**Required work**
Each line in the records below that has the word "vectored" should be copied.

**Data provided**
=-=-=

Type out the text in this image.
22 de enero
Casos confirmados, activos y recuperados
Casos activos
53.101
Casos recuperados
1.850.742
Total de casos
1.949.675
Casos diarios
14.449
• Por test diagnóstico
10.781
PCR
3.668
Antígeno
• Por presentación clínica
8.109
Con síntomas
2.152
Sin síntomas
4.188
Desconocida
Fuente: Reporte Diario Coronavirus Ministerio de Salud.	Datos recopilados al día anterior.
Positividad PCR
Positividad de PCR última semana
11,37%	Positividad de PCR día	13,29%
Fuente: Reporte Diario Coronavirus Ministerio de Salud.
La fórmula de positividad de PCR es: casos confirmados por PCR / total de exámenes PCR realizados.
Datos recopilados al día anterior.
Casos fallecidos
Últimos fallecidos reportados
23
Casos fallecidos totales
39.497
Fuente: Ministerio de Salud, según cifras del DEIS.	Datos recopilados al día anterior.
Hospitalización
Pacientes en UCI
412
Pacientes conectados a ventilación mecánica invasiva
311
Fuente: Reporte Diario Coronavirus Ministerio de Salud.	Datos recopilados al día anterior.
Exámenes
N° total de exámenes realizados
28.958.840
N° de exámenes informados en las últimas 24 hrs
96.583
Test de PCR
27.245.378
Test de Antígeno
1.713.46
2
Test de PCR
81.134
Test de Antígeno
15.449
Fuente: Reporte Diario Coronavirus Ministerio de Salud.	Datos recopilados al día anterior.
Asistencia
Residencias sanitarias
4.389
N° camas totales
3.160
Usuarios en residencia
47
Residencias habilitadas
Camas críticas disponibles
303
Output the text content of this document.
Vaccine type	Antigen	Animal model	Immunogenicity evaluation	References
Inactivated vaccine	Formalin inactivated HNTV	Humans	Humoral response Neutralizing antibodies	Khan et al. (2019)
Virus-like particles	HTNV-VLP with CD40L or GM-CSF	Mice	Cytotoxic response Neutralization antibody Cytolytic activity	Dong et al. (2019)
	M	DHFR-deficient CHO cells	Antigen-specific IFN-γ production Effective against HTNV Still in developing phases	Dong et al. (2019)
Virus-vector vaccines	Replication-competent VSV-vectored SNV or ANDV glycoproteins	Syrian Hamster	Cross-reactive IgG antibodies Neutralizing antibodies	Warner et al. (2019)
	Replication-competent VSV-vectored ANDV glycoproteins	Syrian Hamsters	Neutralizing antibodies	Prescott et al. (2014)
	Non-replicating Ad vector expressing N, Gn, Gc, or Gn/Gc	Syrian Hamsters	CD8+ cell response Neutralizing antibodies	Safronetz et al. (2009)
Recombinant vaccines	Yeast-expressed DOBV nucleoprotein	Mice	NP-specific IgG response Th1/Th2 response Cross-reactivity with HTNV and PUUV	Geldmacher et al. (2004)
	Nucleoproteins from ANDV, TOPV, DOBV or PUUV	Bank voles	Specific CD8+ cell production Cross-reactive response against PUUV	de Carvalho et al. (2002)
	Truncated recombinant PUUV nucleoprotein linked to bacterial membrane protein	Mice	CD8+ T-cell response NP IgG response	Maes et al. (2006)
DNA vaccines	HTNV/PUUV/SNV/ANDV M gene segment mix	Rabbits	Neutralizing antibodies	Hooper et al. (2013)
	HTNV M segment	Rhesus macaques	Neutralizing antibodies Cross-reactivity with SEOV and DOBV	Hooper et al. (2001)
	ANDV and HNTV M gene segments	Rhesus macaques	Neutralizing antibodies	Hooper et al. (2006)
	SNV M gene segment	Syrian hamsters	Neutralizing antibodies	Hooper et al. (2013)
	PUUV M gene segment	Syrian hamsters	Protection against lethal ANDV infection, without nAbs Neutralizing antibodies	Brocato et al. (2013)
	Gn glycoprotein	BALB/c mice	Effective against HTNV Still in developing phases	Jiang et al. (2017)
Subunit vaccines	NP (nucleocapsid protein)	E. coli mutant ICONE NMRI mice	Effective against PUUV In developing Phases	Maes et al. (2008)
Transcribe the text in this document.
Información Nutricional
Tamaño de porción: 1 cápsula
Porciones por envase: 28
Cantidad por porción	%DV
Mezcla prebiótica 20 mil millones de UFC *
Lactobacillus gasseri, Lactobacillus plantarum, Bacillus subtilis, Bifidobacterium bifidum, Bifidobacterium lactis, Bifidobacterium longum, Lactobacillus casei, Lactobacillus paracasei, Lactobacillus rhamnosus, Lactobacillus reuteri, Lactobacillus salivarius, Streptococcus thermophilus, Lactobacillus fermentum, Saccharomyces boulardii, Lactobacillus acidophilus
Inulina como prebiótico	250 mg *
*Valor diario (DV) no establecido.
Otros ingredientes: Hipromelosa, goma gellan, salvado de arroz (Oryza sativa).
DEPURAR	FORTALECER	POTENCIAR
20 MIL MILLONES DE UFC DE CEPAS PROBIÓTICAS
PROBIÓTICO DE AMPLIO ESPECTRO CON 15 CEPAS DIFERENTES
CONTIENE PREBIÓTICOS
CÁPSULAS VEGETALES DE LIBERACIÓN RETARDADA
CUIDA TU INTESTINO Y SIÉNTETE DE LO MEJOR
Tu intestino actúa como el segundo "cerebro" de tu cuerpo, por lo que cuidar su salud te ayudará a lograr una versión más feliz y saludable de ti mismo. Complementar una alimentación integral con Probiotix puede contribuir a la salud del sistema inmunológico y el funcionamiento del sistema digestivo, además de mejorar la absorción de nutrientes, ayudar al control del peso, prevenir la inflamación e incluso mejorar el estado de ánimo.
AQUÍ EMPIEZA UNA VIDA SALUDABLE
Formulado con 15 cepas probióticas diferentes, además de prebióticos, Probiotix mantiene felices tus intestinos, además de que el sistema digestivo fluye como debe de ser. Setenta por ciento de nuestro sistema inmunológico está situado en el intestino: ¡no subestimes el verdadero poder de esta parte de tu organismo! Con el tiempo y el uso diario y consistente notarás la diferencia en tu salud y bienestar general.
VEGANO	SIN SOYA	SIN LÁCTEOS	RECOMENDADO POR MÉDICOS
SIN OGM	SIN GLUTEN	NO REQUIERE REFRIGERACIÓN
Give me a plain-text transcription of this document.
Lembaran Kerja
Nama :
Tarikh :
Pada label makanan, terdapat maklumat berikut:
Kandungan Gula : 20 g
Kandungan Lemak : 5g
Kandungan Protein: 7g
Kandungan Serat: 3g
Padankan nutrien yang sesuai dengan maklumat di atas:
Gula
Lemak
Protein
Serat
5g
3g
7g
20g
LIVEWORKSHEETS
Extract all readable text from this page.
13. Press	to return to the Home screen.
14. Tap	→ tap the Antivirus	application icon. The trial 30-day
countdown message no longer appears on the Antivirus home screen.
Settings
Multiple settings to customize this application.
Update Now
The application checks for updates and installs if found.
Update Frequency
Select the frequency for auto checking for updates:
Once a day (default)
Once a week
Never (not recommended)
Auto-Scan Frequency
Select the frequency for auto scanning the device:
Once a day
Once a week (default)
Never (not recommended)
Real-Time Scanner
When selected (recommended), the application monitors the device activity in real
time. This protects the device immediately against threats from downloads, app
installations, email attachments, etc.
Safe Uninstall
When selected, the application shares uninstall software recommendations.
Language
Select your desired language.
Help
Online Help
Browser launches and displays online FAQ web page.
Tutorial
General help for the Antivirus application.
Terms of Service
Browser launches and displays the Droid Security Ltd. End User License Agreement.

=-=-=

**Answer area**
Virus-vector vaccines	Replication-competent VSV-vectored SNV or ANDV glycoproteins	Syrian Hamster	Cross-reactive IgG antibodies Neutralizing antibodies	Warner et al. (2019)
	Replication-competent VSV-vectored ANDV glycoproteins	Syrian Hamsters	Neutralizing antibodies	Prescott et al. (2014)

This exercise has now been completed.